Task description: Gather all lines in the data that hold the string "slope".

Start of Source records

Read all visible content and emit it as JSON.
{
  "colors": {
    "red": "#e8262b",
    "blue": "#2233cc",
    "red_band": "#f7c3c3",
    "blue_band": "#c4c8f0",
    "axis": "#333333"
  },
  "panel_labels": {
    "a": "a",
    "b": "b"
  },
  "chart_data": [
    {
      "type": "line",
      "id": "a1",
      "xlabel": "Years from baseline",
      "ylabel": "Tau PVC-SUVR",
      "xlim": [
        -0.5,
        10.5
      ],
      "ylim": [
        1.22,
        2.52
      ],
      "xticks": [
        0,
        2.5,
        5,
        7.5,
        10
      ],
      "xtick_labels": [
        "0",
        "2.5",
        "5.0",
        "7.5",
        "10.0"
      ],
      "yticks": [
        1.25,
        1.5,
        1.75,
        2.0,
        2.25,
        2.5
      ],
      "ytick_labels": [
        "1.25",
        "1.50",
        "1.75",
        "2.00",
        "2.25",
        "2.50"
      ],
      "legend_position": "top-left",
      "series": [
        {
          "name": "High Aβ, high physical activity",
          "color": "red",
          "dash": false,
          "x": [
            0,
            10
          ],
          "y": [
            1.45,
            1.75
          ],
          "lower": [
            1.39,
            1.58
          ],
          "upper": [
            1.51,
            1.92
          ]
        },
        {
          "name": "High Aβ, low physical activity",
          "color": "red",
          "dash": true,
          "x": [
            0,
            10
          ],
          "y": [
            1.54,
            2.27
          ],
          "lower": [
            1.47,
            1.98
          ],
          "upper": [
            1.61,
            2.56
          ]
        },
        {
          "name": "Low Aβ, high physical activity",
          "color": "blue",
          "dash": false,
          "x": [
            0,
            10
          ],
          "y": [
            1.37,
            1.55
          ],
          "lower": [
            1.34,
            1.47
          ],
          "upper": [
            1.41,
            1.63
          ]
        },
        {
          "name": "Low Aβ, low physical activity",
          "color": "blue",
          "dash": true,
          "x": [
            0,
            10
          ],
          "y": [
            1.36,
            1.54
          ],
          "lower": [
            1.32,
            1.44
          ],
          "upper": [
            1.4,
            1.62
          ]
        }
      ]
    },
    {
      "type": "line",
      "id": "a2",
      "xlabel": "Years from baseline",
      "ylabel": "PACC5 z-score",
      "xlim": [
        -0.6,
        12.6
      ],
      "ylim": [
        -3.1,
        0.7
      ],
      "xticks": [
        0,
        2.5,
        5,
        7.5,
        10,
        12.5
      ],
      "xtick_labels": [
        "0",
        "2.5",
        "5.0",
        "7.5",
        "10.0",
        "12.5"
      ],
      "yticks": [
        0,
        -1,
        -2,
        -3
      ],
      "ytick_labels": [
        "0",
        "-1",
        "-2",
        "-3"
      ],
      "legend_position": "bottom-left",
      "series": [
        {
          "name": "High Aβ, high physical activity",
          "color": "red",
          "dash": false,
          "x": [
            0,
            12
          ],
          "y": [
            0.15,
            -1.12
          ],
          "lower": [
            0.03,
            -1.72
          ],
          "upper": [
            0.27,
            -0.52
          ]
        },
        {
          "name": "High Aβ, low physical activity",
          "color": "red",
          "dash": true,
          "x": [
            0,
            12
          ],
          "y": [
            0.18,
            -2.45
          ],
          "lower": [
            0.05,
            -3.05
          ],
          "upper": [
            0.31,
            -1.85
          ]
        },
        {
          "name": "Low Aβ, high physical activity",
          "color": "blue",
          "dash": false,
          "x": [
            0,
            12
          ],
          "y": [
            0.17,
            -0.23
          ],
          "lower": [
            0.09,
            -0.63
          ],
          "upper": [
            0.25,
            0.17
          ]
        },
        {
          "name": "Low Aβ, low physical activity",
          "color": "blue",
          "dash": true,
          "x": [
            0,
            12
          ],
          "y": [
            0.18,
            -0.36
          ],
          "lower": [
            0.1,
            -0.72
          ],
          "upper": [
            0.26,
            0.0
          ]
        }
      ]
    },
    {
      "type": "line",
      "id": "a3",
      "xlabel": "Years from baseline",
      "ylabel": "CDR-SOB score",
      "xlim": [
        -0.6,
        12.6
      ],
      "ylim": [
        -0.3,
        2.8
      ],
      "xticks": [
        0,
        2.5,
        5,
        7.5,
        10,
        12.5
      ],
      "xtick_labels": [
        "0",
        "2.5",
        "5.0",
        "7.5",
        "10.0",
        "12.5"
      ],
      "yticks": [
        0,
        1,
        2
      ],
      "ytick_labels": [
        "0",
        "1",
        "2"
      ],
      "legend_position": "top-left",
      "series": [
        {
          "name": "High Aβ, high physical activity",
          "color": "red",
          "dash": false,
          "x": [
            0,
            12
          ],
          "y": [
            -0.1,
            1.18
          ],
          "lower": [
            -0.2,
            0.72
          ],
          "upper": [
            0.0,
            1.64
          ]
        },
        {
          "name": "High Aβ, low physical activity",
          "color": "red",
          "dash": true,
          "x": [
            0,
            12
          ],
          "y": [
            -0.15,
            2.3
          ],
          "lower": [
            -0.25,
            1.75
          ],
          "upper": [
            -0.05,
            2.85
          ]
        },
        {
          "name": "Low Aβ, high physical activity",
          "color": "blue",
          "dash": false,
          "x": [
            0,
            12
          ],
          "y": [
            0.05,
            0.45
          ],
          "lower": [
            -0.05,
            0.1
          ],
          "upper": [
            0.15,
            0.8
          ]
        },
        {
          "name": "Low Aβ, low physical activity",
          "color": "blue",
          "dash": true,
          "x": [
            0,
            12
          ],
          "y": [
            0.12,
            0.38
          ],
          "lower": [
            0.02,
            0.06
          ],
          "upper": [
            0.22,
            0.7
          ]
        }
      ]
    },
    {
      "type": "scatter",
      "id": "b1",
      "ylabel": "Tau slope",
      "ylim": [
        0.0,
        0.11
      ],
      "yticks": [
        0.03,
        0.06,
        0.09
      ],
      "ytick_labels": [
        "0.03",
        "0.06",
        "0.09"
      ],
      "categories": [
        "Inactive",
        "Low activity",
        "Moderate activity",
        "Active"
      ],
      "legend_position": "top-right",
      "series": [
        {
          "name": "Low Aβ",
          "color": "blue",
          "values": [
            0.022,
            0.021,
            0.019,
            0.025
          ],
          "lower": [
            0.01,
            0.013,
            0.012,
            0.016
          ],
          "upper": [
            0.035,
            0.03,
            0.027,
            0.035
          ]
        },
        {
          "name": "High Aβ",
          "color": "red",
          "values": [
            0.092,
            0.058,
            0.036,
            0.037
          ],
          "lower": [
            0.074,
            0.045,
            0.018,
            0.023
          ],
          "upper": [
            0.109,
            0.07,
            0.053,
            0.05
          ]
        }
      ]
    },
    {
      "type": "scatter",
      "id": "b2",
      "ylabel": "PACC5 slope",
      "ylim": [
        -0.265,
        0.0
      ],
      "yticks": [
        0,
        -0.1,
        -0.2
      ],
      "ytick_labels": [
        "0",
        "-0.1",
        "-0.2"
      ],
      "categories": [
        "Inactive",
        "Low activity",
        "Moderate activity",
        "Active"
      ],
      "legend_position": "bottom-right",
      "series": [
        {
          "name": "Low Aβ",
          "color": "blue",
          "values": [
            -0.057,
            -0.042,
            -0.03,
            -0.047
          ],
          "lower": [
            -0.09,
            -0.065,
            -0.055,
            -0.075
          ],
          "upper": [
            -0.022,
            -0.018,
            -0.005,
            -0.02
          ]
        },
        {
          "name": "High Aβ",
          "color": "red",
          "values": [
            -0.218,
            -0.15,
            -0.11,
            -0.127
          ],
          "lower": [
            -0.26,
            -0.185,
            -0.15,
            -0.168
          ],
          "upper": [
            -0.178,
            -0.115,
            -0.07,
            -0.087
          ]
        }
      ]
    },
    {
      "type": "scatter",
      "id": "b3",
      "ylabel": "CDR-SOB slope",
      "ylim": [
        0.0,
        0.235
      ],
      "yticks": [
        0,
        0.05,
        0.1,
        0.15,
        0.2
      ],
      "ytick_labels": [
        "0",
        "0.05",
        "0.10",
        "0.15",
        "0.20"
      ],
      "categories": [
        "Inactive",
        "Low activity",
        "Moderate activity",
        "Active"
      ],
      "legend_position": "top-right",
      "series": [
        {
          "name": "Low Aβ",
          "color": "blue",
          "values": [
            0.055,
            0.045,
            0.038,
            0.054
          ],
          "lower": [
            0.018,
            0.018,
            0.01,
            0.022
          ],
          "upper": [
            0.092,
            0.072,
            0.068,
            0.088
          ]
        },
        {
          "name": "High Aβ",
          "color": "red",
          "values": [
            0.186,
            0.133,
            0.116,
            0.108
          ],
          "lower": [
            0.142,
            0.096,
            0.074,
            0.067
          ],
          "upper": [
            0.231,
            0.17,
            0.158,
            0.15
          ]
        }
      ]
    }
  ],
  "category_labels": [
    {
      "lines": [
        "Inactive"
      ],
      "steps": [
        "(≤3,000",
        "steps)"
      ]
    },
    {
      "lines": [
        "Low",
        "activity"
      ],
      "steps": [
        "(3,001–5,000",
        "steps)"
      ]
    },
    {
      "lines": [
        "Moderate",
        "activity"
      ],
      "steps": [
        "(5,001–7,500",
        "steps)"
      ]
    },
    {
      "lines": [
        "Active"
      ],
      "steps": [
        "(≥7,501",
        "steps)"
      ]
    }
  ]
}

End of Source records

Response to the task:
      "ylabel": "Tau slope",
      "ylabel": "PACC5 slope",
      "ylabel": "CDR-SOB slope",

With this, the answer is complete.